- Work to do -
Look through the lines below and state how many hold the word "Last". Write only the number.

- Supplied records -
[start]
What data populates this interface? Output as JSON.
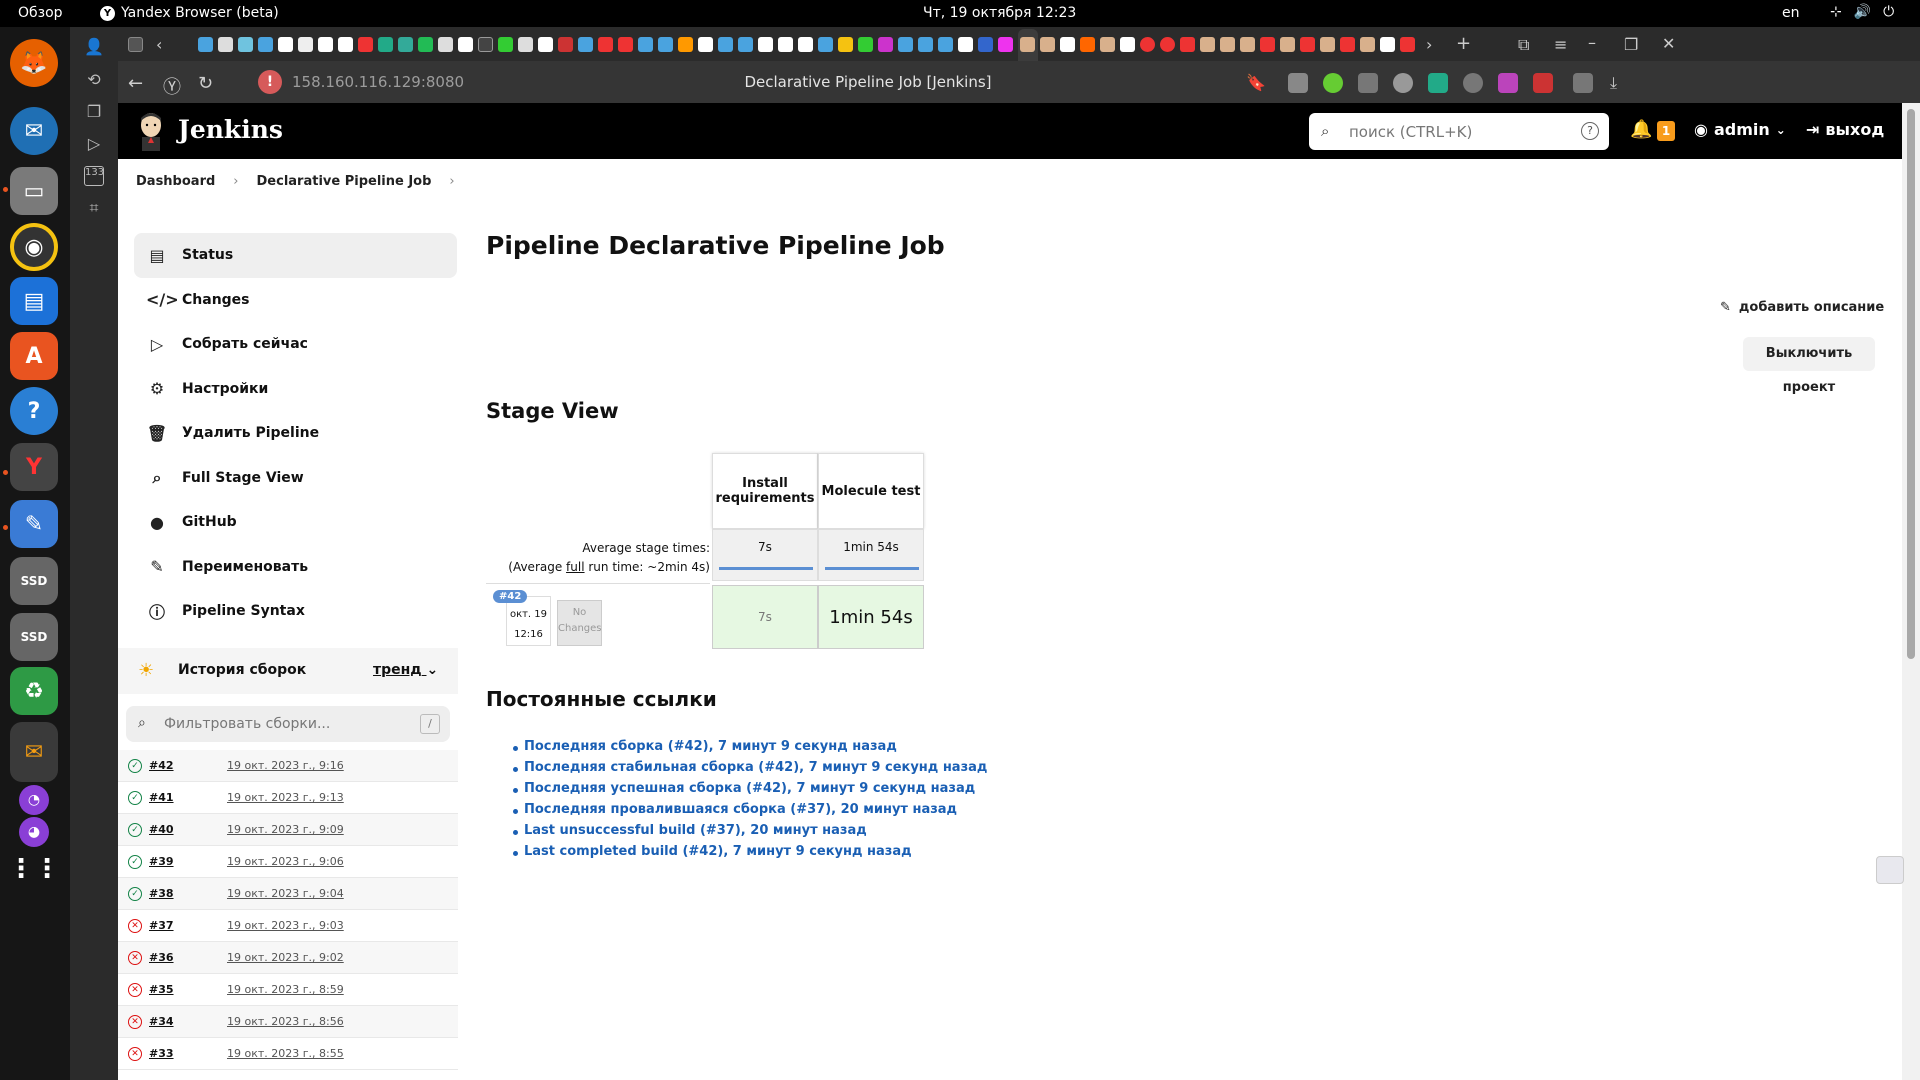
{
  "topbar": {
    "overview": "Обзор",
    "app_name": "Yandex Browser (beta)",
    "clock": "Чт, 19 октября  12:23",
    "lang": "en"
  },
  "browser": {
    "url": "158.160.116.129:8080",
    "title": "Declarative Pipeline Job [Jenkins]"
  },
  "jenkins": {
    "brand": "Jenkins",
    "search_placeholder": "поиск (CTRL+K)",
    "notifications": "1",
    "user": "admin",
    "logout": "выход"
  },
  "breadcrumb": {
    "items": [
      "Dashboard",
      "Declarative Pipeline Job"
    ]
  },
  "tasks": [
    {
      "label": "Status",
      "icon": "status-icon"
    },
    {
      "label": "Changes",
      "icon": "code-icon"
    },
    {
      "label": "Собрать сейчас",
      "icon": "play-icon"
    },
    {
      "label": "Настройки",
      "icon": "gear-icon"
    },
    {
      "label": "Удалить Pipeline",
      "icon": "trash-icon"
    },
    {
      "label": "Full Stage View",
      "icon": "search-icon"
    },
    {
      "label": "GitHub",
      "icon": "github-icon"
    },
    {
      "label": "Переименовать",
      "icon": "pencil-icon"
    },
    {
      "label": "Pipeline Syntax",
      "icon": "help-icon"
    }
  ],
  "history": {
    "title": "История сборок",
    "trend": "тренд",
    "filter_placeholder": "Фильтровать сборки...",
    "filter_shortcut": "/",
    "builds": [
      {
        "num": "#42",
        "date": "19 окт. 2023 г., 9:16",
        "status": "success"
      },
      {
        "num": "#41",
        "date": "19 окт. 2023 г., 9:13",
        "status": "success"
      },
      {
        "num": "#40",
        "date": "19 окт. 2023 г., 9:09",
        "status": "success"
      },
      {
        "num": "#39",
        "date": "19 окт. 2023 г., 9:06",
        "status": "success"
      },
      {
        "num": "#38",
        "date": "19 окт. 2023 г., 9:04",
        "status": "success"
      },
      {
        "num": "#37",
        "date": "19 окт. 2023 г., 9:03",
        "status": "failed"
      },
      {
        "num": "#36",
        "date": "19 окт. 2023 г., 9:02",
        "status": "failed"
      },
      {
        "num": "#35",
        "date": "19 окт. 2023 г., 8:59",
        "status": "failed"
      },
      {
        "num": "#34",
        "date": "19 окт. 2023 г., 8:56",
        "status": "failed"
      },
      {
        "num": "#33",
        "date": "19 окт. 2023 г., 8:55",
        "status": "failed"
      }
    ]
  },
  "main": {
    "title": "Pipeline Declarative Pipeline Job",
    "add_description": "добавить описание",
    "disable_project": "Выключить проект",
    "stage_view_title": "Stage View"
  },
  "stage_view": {
    "avg_label": "Average stage times:",
    "avg_full_prefix": "(Average ",
    "avg_full_word": "full",
    "avg_full_suffix": " run time: ~2min 4s)",
    "stages": [
      {
        "name": "Install requirements",
        "avg": "7s",
        "avg_fraction": 1.0,
        "run": "7s"
      },
      {
        "name": "Molecule test",
        "avg": "1min 54s",
        "avg_fraction": 1.0,
        "run": "1min 54s"
      }
    ],
    "run": {
      "tag": "#42",
      "date": "окт. 19",
      "time": "12:16",
      "changes": "No Changes"
    }
  },
  "permalinks": {
    "title": "Постоянные ссылки",
    "items": [
      "Последняя сборка (#42), 7 минут 9 секунд назад",
      "Последняя стабильная сборка (#42), 7 минут 9 секунд назад",
      "Последняя успешная сборка (#42), 7 минут 9 секунд назад",
      "Последняя провалившаяся сборка (#37), 20 минут назад",
      "Last unsuccessful build (#37), 20 минут назад",
      "Last completed build (#42), 7 минут 9 секунд назад"
    ]
  },
  "colors": {
    "success": "#138347",
    "failed": "#dd1111",
    "link": "#1a5fb4",
    "stage_success": "#e6f8e2",
    "accent_bar": "#5b8fd3"
  }
}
[end]
- Expected answer -
2